The request: Repeat the material in full. Keep every line exactly as it is.

++++

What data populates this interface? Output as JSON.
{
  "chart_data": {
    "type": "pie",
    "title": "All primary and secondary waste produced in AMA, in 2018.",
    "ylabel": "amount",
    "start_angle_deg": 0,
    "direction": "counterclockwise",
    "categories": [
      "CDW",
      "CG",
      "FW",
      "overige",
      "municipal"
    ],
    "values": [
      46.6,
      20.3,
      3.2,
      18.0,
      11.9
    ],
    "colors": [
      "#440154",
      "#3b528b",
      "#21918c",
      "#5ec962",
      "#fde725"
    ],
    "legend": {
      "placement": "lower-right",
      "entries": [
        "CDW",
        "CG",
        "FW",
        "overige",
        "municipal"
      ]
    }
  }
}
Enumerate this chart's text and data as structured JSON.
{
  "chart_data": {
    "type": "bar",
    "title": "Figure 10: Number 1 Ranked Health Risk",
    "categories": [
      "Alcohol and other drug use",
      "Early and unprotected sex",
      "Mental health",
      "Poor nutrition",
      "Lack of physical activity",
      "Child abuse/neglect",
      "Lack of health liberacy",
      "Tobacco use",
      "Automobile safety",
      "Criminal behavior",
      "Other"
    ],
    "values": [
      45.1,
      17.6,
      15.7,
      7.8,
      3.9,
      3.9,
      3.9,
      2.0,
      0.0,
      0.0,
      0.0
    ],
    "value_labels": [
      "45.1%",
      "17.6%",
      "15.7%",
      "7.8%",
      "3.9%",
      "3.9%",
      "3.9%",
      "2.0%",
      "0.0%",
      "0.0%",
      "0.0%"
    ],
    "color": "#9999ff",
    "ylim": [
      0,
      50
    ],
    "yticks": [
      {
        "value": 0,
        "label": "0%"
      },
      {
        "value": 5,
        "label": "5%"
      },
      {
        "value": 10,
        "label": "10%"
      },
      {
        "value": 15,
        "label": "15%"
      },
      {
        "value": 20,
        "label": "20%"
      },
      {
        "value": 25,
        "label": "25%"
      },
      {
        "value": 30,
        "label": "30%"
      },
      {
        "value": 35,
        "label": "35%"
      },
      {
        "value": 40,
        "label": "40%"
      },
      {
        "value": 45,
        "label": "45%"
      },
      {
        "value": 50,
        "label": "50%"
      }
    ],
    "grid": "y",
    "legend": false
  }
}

++++

Full solution:
What data populates this interface? Output as JSON.
{
  "chart_data": {
    "type": "pie",
    "title": "All primary and secondary waste produced in AMA, in 2018.",
    "ylabel": "amount",
    "start_angle_deg": 0,
    "direction": "counterclockwise",
    "categories": [
      "CDW",
      "CG",
      "FW",
      "overige",
      "municipal"
    ],
    "values": [
      46.6,
      20.3,
      3.2,
      18.0,
      11.9
    ],
    "colors": [
      "#440154",
      "#3b528b",
      "#21918c",
      "#5ec962",
      "#fde725"
    ],
    "legend": {
      "placement": "lower-right",
      "entries": [
        "CDW",
        "CG",
        "FW",
        "overige",
        "municipal"
      ]
    }
  }
}
Enumerate this chart's text and data as structured JSON.
{
  "chart_data": {
    "type": "bar",
    "title": "Figure 10: Number 1 Ranked Health Risk",
    "categories": [
      "Alcohol and other drug use",
      "Early and unprotected sex",
      "Mental health",
      "Poor nutrition",
      "Lack of physical activity",
      "Child abuse/neglect",
      "Lack of health liberacy",
      "Tobacco use",
      "Automobile safety",
      "Criminal behavior",
      "Other"
    ],
    "values": [
      45.1,
      17.6,
      15.7,
      7.8,
      3.9,
      3.9,
      3.9,
      2.0,
      0.0,
      0.0,
      0.0
    ],
    "value_labels": [
      "45.1%",
      "17.6%",
      "15.7%",
      "7.8%",
      "3.9%",
      "3.9%",
      "3.9%",
      "2.0%",
      "0.0%",
      "0.0%",
      "0.0%"
    ],
    "color": "#9999ff",
    "ylim": [
      0,
      50
    ],
    "yticks": [
      {
        "value": 0,
        "label": "0%"
      },
      {
        "value": 5,
        "label": "5%"
      },
      {
        "value": 10,
        "label": "10%"
      },
      {
        "value": 15,
        "label": "15%"
      },
      {
        "value": 20,
        "label": "20%"
      },
      {
        "value": 25,
        "label": "25%"
      },
      {
        "value": 30,
        "label": "30%"
      },
      {
        "value": 35,
        "label": "35%"
      },
      {
        "value": 40,
        "label": "40%"
      },
      {
        "value": 45,
        "label": "45%"
      },
      {
        "value": 50,
        "label": "50%"
      }
    ],
    "grid": "y",
    "legend": false
  }
}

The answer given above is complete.